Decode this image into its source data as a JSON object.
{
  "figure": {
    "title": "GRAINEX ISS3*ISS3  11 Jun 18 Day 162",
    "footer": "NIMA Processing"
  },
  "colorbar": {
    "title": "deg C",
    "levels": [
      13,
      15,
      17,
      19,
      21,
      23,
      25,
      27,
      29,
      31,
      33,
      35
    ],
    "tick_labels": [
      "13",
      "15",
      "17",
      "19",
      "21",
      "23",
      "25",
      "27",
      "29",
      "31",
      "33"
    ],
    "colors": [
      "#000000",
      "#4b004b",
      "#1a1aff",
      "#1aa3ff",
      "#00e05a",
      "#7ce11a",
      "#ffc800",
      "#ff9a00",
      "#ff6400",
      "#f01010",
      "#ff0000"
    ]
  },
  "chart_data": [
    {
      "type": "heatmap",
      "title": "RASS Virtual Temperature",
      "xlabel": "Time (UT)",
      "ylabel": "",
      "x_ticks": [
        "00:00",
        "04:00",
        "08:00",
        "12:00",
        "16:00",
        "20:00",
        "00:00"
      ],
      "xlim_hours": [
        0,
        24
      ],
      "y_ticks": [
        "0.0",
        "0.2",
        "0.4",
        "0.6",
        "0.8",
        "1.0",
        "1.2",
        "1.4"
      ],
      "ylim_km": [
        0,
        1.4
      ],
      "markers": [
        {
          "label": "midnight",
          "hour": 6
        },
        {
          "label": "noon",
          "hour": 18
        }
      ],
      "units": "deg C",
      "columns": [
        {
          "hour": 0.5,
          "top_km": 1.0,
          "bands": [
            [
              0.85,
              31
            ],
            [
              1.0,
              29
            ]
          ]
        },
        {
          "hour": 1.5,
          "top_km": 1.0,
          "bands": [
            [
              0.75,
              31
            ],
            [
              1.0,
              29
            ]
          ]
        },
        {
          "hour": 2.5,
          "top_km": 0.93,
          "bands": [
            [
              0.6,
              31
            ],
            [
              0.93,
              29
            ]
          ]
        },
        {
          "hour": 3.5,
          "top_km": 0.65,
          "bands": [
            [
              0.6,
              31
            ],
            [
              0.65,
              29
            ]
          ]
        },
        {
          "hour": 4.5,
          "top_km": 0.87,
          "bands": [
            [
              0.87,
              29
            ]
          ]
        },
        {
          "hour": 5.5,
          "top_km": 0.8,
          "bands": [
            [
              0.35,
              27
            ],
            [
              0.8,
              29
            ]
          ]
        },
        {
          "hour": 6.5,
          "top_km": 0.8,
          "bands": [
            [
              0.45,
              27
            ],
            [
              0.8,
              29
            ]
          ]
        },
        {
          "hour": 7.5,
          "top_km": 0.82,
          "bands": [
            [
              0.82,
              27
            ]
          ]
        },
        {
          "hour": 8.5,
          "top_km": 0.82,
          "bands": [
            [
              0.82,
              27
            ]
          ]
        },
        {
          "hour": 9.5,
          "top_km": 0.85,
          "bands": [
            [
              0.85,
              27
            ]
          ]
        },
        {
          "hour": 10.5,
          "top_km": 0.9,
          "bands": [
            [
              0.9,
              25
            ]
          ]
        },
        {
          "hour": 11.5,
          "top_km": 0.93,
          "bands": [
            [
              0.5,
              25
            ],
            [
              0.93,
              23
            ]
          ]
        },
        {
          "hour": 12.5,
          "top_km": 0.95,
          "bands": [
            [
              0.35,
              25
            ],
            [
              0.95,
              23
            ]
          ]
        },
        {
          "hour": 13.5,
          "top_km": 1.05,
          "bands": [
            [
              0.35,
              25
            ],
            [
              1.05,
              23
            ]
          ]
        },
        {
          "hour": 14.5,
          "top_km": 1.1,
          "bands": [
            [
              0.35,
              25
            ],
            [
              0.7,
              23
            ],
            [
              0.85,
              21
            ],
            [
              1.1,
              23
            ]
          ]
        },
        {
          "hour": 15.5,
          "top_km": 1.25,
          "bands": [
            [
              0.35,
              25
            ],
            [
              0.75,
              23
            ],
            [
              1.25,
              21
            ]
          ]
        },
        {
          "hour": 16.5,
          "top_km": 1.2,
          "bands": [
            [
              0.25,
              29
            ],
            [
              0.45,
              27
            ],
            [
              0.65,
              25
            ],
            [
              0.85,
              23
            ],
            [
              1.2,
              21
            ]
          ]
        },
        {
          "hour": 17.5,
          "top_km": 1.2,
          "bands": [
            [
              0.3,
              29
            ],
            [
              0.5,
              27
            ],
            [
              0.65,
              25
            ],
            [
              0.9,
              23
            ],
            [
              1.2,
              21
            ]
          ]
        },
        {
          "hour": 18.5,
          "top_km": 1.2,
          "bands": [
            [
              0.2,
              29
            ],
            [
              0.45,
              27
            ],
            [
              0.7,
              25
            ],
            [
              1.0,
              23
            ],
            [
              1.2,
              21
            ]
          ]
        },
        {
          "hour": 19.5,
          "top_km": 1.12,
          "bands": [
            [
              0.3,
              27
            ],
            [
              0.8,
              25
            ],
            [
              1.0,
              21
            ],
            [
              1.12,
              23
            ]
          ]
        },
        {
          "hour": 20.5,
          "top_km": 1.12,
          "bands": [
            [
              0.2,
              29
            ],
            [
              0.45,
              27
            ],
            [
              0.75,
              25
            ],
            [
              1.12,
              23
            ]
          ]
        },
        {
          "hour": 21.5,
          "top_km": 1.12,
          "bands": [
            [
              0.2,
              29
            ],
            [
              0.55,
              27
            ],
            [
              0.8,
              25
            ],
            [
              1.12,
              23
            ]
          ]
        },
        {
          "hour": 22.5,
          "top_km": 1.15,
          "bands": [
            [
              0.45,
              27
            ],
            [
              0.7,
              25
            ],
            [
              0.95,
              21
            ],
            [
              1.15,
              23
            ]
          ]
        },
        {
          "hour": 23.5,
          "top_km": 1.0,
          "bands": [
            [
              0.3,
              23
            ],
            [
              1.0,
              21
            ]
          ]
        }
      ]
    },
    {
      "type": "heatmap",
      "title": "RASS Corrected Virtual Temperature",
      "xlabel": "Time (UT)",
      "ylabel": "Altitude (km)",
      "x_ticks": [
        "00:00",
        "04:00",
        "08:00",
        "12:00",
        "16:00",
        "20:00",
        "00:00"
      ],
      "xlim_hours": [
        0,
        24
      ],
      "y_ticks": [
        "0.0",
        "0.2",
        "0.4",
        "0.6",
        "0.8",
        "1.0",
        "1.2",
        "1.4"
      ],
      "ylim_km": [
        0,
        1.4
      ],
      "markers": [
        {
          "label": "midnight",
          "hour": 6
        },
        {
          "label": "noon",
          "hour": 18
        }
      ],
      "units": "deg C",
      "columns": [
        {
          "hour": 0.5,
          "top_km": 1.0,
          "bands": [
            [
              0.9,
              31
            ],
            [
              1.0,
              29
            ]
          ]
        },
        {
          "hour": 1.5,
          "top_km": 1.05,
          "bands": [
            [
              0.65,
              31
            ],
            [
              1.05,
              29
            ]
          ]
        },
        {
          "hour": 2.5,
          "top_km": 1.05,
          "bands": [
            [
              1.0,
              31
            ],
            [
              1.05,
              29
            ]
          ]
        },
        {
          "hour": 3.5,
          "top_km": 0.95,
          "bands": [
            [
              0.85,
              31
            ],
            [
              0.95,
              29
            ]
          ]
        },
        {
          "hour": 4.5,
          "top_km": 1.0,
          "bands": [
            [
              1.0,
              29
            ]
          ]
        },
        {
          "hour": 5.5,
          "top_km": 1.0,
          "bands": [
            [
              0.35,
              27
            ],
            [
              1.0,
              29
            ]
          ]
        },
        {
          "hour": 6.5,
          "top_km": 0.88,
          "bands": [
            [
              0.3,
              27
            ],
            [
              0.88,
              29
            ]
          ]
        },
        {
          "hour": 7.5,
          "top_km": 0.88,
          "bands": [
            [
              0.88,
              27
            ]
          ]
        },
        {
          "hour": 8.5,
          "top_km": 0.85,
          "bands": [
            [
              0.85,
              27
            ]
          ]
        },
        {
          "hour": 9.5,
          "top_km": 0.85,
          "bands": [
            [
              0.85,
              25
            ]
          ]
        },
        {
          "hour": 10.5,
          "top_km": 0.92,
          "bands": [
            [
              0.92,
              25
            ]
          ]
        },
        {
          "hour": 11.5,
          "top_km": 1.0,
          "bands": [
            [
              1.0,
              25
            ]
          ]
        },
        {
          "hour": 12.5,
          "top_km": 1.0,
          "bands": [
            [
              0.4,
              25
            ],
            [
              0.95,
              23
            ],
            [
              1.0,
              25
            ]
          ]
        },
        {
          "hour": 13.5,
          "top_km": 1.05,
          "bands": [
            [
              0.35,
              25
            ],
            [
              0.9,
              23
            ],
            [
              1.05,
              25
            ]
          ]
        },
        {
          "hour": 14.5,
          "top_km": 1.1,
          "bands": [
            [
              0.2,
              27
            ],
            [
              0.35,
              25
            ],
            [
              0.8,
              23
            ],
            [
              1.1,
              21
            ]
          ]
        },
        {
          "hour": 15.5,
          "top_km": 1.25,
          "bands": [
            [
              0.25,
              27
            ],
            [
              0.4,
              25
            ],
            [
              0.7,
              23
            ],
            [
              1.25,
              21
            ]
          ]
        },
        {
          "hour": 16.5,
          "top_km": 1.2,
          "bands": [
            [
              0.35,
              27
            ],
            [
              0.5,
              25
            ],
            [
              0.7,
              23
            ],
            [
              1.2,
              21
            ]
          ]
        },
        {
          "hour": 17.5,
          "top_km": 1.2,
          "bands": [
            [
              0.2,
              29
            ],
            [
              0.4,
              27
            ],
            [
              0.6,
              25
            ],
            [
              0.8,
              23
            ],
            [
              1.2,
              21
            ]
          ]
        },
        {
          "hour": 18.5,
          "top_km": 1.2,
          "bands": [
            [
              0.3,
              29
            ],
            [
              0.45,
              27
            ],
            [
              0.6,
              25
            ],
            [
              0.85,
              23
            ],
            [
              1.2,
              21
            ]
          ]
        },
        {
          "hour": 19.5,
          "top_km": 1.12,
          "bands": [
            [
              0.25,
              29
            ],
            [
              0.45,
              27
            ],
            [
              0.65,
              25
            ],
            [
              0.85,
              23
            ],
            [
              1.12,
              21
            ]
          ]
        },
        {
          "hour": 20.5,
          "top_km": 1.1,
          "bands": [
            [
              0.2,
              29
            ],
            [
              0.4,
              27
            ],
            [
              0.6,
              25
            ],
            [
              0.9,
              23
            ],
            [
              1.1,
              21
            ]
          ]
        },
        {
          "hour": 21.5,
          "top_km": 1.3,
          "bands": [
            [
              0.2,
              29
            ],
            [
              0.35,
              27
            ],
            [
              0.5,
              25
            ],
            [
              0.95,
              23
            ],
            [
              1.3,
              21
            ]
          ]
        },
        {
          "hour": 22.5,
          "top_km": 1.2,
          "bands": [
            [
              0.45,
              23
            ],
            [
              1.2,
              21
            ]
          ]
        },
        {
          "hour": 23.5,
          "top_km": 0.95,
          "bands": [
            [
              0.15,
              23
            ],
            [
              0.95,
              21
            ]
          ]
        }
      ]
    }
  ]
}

****

> _Short problem_: Every line that holds the word "Virtual" should be extracted.

> _In response_:
      "title": "RASS Virtual Temperature",
      "title": "RASS Corrected Virtual Temperature",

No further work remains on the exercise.